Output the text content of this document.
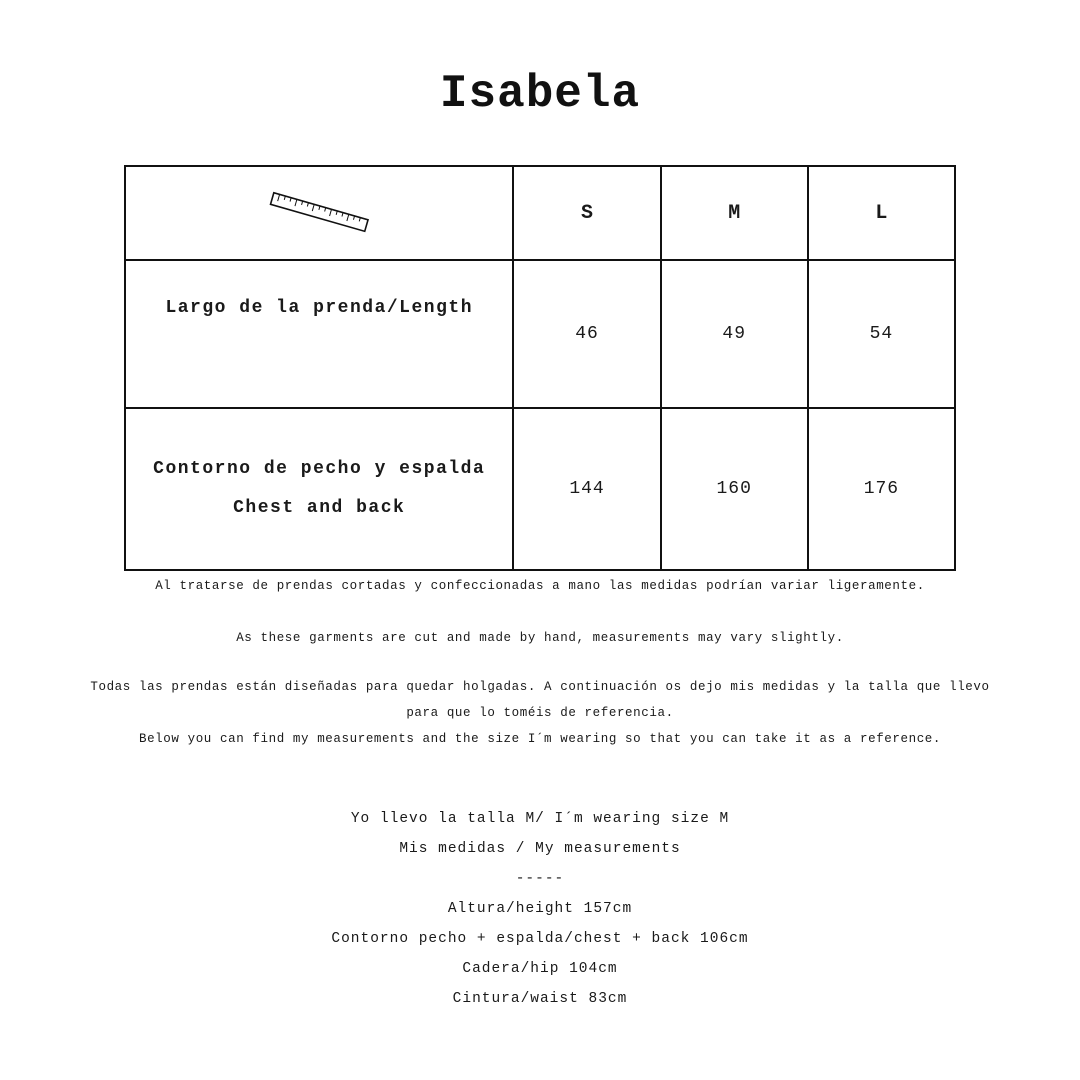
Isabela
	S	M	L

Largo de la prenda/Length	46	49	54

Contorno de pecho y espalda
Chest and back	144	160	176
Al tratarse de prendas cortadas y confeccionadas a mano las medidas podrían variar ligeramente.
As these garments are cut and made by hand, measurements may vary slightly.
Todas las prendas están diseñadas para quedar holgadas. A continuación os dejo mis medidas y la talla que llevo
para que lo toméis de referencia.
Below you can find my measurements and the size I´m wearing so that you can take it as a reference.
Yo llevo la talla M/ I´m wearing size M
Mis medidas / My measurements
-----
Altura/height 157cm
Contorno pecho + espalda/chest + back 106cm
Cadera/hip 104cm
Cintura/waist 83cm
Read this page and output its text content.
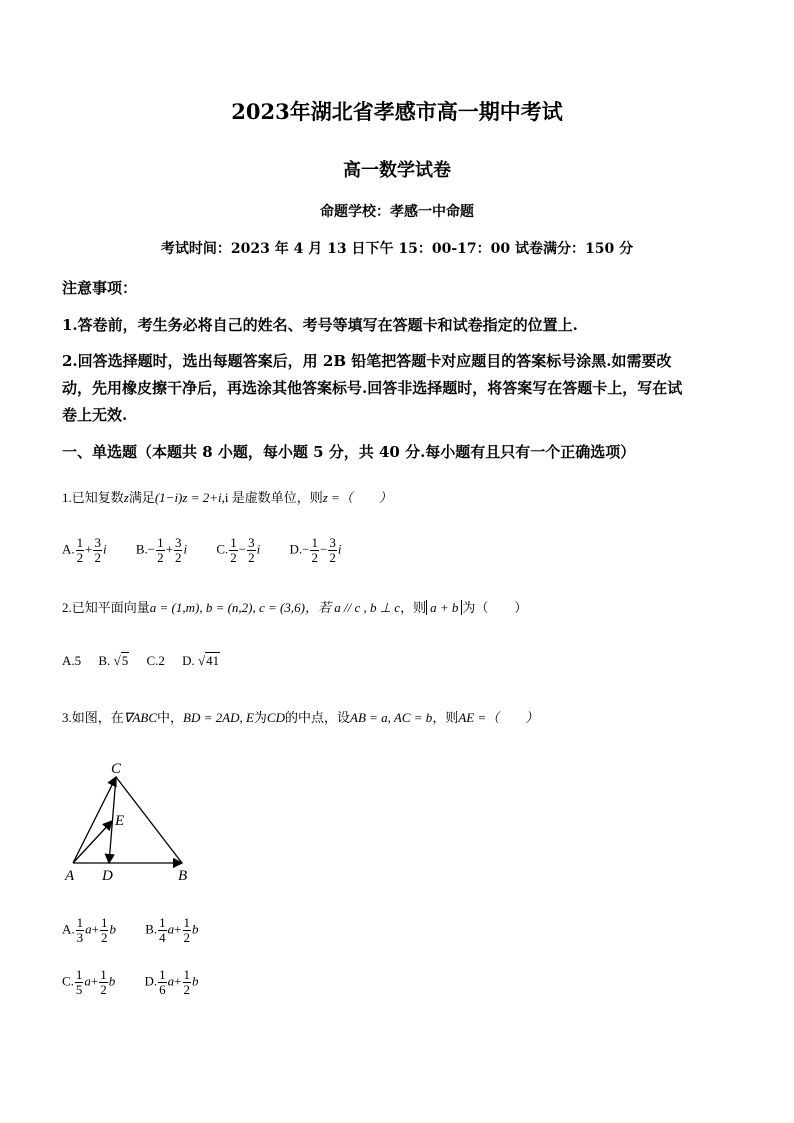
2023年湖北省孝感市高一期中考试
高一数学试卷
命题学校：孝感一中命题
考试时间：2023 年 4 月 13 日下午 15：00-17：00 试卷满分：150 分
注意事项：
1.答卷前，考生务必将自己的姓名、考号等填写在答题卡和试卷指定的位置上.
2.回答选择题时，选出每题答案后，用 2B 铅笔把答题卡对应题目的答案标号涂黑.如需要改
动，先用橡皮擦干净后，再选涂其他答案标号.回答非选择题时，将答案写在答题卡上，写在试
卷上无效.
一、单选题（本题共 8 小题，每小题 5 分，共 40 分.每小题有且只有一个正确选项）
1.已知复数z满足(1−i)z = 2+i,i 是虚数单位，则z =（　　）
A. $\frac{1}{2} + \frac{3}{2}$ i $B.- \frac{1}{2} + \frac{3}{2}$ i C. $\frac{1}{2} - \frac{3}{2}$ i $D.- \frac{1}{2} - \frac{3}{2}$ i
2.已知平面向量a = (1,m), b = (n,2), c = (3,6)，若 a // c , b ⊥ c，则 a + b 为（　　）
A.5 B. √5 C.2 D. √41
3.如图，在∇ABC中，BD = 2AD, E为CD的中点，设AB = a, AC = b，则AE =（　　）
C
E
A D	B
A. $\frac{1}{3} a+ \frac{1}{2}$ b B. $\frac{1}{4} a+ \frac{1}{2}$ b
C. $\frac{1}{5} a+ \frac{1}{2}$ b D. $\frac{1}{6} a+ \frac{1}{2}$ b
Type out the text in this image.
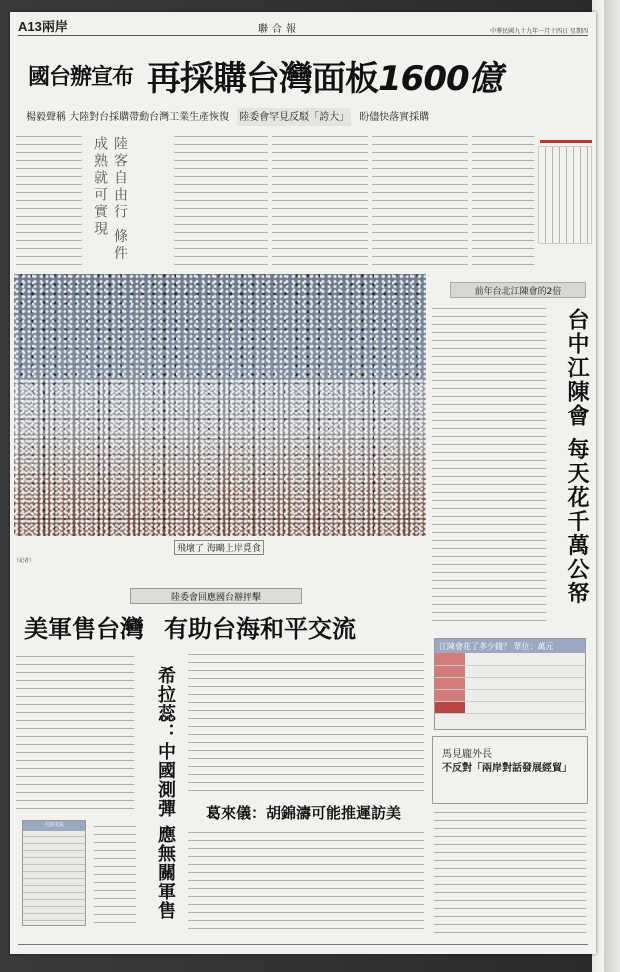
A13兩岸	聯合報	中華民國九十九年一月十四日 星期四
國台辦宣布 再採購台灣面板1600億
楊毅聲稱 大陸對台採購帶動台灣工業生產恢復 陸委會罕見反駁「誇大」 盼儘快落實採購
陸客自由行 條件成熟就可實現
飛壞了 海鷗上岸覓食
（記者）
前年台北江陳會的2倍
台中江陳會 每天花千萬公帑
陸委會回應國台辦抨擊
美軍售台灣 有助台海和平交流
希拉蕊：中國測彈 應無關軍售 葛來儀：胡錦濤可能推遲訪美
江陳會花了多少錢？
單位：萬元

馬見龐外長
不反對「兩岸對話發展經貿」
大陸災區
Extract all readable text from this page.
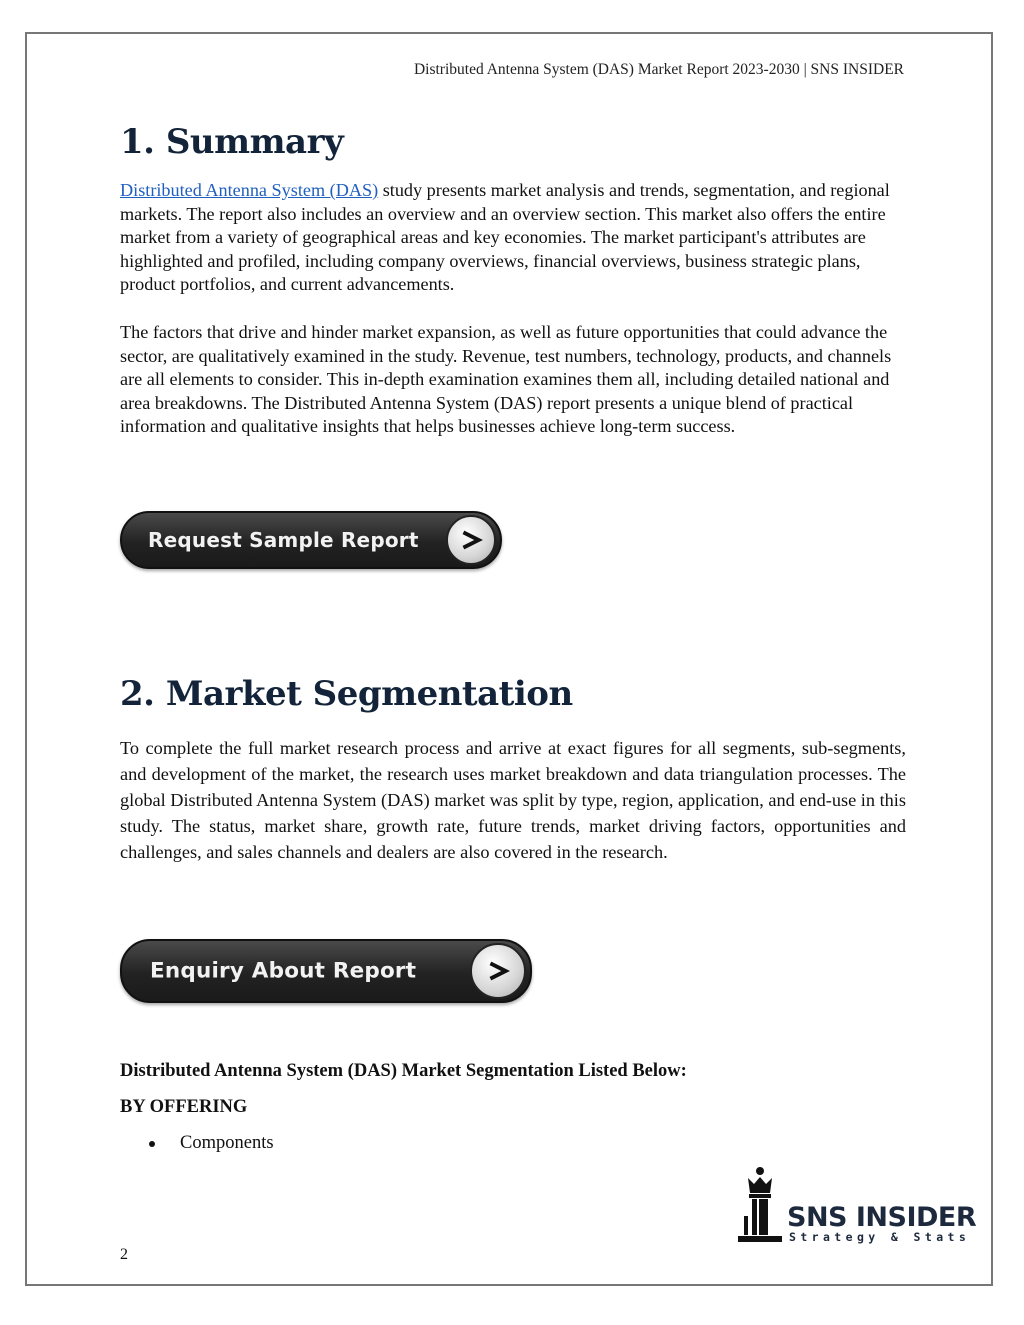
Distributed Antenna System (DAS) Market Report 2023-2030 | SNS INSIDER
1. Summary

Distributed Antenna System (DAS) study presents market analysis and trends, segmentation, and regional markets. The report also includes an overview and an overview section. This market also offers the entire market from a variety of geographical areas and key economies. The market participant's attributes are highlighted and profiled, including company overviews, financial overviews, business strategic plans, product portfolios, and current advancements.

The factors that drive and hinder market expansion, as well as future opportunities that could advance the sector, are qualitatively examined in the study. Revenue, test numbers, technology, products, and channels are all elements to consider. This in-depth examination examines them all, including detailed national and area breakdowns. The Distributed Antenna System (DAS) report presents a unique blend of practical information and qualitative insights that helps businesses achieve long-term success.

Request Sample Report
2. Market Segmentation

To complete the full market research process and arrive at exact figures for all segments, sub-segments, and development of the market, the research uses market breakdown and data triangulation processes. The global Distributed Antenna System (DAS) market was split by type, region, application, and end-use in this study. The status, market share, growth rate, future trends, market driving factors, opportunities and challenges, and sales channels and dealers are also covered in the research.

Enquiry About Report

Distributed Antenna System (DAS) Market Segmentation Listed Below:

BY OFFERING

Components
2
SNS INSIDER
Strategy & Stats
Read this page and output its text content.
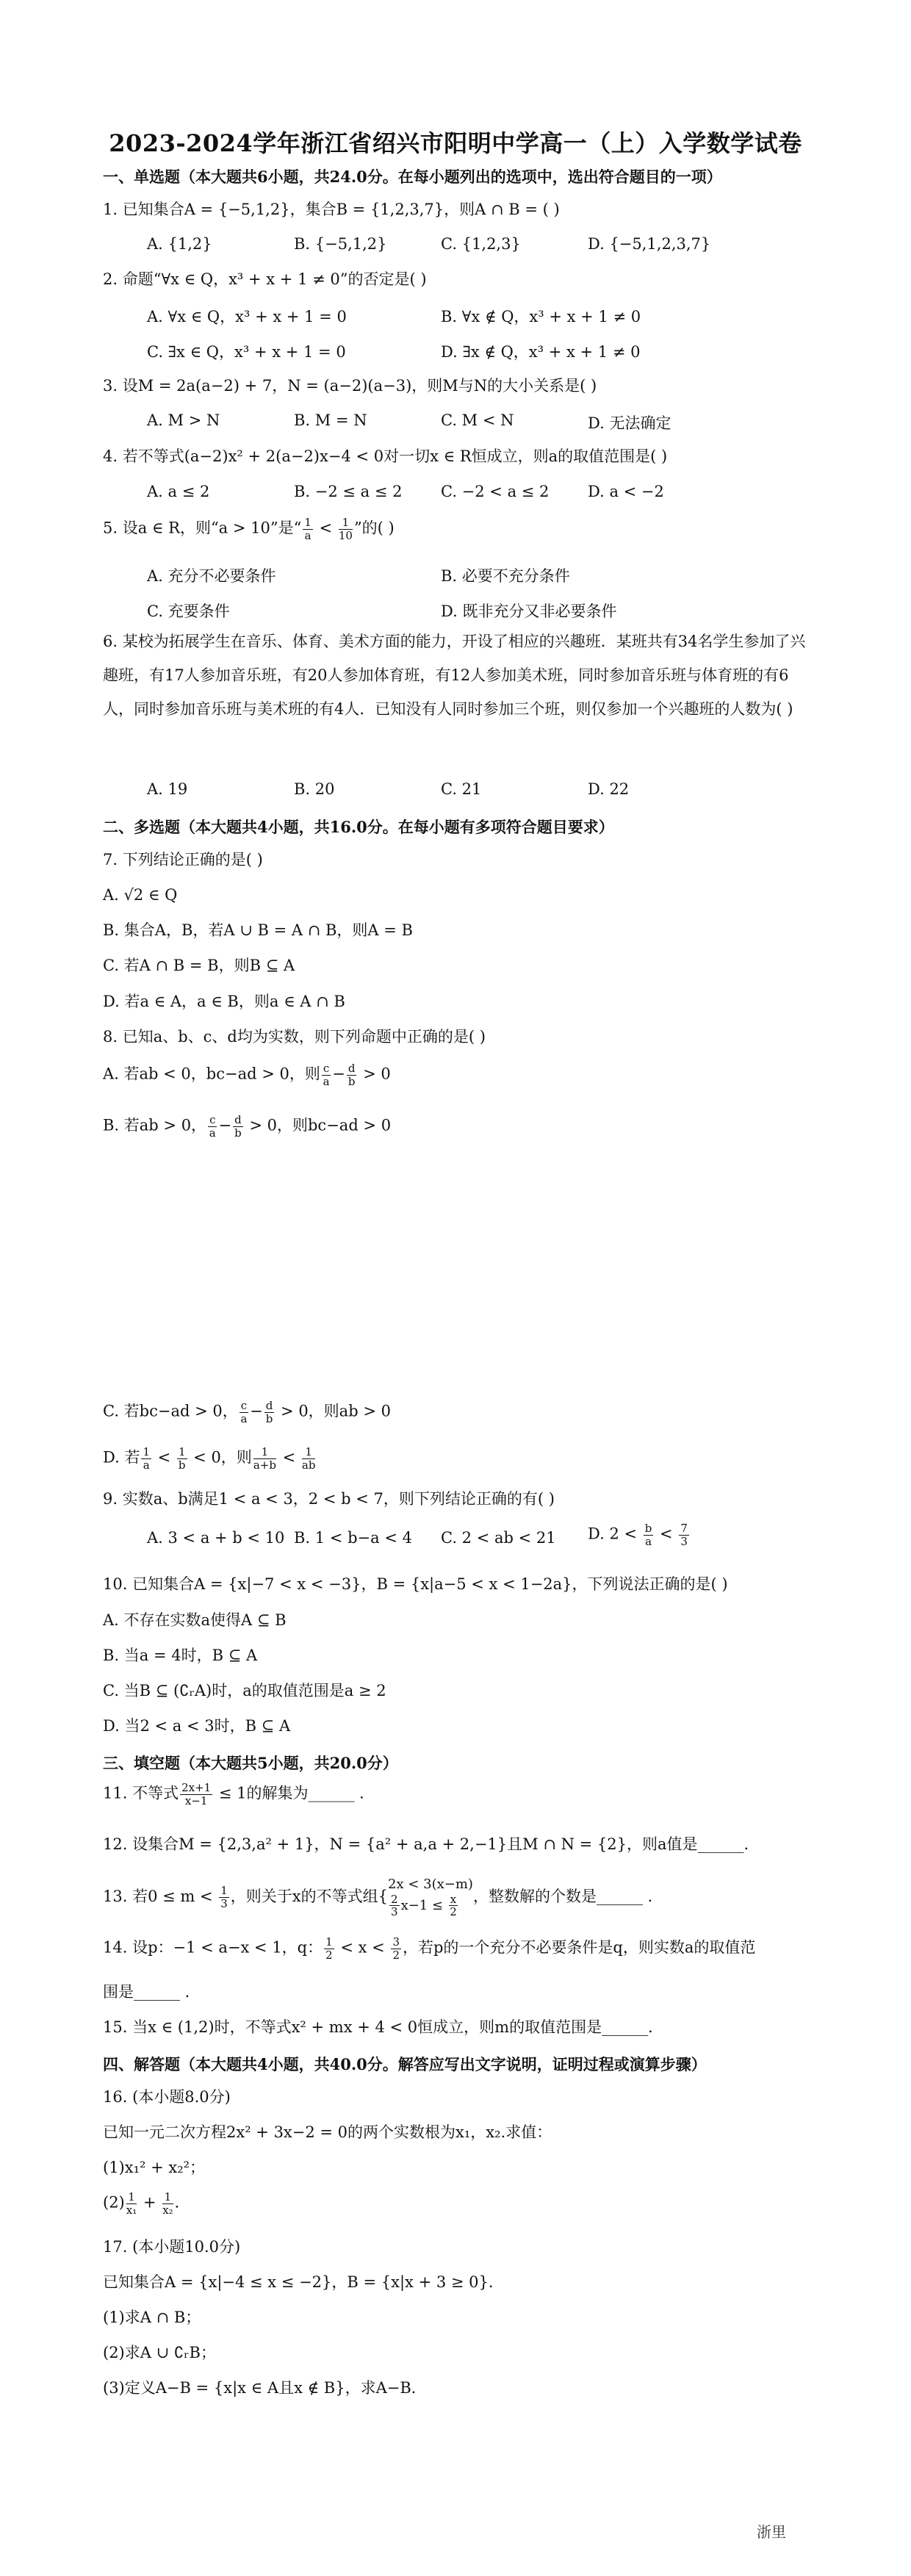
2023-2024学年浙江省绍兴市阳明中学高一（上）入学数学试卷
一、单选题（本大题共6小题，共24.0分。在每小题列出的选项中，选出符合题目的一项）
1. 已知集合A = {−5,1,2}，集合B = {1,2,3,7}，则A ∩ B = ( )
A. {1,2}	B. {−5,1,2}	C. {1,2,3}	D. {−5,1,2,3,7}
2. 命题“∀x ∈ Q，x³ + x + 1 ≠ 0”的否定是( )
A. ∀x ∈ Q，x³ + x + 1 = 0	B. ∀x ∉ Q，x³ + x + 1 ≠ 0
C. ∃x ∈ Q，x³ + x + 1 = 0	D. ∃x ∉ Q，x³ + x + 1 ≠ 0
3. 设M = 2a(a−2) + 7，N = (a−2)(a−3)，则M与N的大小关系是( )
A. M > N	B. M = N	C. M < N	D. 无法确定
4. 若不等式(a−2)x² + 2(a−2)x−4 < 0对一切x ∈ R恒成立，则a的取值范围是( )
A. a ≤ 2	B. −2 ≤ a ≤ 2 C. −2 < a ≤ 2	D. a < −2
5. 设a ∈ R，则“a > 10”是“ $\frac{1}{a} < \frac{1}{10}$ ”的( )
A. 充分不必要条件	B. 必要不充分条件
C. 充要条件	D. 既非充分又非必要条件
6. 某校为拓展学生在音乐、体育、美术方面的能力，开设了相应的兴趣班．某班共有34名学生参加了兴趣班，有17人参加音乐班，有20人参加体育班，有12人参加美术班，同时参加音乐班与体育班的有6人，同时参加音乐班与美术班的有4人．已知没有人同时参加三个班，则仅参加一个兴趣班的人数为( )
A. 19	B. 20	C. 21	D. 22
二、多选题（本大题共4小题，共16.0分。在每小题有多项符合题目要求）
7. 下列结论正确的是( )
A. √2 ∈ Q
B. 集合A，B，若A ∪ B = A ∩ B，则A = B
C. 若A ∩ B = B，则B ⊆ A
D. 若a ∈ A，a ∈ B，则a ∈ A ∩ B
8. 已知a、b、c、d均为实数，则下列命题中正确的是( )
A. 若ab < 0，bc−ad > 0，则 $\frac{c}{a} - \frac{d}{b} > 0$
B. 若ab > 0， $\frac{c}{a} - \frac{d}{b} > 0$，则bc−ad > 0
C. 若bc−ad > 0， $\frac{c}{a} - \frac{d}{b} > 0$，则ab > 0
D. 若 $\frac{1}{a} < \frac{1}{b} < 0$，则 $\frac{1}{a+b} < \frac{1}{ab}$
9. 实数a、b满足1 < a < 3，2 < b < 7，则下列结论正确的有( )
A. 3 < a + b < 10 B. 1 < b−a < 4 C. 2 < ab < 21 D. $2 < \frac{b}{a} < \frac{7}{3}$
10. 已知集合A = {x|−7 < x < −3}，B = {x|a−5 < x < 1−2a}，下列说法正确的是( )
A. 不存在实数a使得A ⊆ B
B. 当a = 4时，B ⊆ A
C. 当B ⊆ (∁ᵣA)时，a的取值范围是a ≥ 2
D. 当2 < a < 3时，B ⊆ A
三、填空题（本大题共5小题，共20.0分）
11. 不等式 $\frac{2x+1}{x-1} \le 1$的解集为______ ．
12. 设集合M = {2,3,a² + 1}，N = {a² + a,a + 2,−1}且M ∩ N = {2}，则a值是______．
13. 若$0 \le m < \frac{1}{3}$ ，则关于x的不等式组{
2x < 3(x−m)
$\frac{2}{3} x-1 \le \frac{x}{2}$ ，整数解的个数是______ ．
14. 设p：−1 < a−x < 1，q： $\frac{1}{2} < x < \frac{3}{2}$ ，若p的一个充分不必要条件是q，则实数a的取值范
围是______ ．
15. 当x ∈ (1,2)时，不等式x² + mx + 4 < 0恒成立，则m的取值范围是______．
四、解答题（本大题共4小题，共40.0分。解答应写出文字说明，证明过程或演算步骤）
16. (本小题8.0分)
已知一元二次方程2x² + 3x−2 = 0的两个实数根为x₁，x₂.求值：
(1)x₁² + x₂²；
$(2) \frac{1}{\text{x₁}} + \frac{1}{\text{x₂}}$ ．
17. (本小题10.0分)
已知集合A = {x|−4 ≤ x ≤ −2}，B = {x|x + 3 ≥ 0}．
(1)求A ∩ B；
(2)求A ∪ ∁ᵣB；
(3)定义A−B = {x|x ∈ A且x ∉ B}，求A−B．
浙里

Directions:
Check every line of the records above for the string "INSIDER" and say how many contain it, giving the number alone.

Answer for this exercise:
2